> [Task details]
Locate every line in the material below that has the word "ensure". Copy each of those lines.

> [Data extracted from a collection]
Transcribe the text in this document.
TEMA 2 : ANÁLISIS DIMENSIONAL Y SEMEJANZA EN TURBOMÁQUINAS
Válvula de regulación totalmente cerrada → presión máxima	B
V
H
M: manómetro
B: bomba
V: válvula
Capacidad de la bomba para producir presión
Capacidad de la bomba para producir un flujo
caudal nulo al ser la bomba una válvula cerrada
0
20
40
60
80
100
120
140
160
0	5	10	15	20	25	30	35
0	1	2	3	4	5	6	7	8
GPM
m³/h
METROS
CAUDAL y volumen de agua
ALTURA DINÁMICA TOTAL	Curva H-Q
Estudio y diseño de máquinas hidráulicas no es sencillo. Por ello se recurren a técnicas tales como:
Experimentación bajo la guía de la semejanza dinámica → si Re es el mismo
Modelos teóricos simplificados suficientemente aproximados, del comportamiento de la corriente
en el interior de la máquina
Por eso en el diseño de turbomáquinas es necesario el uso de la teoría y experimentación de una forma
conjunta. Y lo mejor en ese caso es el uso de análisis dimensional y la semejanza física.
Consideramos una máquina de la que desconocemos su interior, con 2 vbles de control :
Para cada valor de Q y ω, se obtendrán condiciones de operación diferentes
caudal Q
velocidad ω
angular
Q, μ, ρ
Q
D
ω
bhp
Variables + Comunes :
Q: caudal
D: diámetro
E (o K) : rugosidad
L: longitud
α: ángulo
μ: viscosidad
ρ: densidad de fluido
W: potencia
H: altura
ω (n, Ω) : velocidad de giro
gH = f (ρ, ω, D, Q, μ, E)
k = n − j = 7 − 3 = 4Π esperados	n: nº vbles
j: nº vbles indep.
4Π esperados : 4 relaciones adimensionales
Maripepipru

* * *

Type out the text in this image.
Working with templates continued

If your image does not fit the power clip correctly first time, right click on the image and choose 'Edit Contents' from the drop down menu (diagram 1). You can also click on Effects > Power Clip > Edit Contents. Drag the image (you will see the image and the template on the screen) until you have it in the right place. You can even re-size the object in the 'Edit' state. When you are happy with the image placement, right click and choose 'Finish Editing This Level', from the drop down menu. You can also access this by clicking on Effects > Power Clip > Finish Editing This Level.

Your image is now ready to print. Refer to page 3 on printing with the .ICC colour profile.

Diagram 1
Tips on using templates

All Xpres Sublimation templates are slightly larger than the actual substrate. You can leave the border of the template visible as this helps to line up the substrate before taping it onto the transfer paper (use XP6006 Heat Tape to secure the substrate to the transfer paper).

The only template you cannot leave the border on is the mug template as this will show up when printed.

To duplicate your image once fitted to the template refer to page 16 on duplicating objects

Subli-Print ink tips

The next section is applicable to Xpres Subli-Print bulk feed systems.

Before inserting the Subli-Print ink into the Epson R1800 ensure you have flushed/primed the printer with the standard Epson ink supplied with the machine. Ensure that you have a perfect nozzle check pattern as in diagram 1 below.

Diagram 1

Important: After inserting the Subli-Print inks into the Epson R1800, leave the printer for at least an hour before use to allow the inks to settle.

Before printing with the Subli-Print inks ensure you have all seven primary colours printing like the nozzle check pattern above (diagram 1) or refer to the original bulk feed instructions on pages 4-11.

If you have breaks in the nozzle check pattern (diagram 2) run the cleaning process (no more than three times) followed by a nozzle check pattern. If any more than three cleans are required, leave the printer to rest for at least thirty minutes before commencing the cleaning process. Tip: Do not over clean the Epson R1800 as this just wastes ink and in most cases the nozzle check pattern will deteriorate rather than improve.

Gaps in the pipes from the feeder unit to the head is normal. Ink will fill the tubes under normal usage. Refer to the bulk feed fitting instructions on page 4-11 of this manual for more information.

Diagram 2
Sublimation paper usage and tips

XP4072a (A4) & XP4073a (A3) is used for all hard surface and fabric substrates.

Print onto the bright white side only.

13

> [Answer to this problem]
Before inserting the Subli-Print ink into the Epson R1800 ensure you have flushed/primed the printer with the standard Epson ink supplied with the machine. Ensure that you have a perfect nozzle check pattern as in diagram 1 below.
Before printing with the Subli-Print inks ensure you have all seven primary colours printing like the nozzle check pattern above (diagram 1) or refer to the original bulk feed instructions on pages 4-11.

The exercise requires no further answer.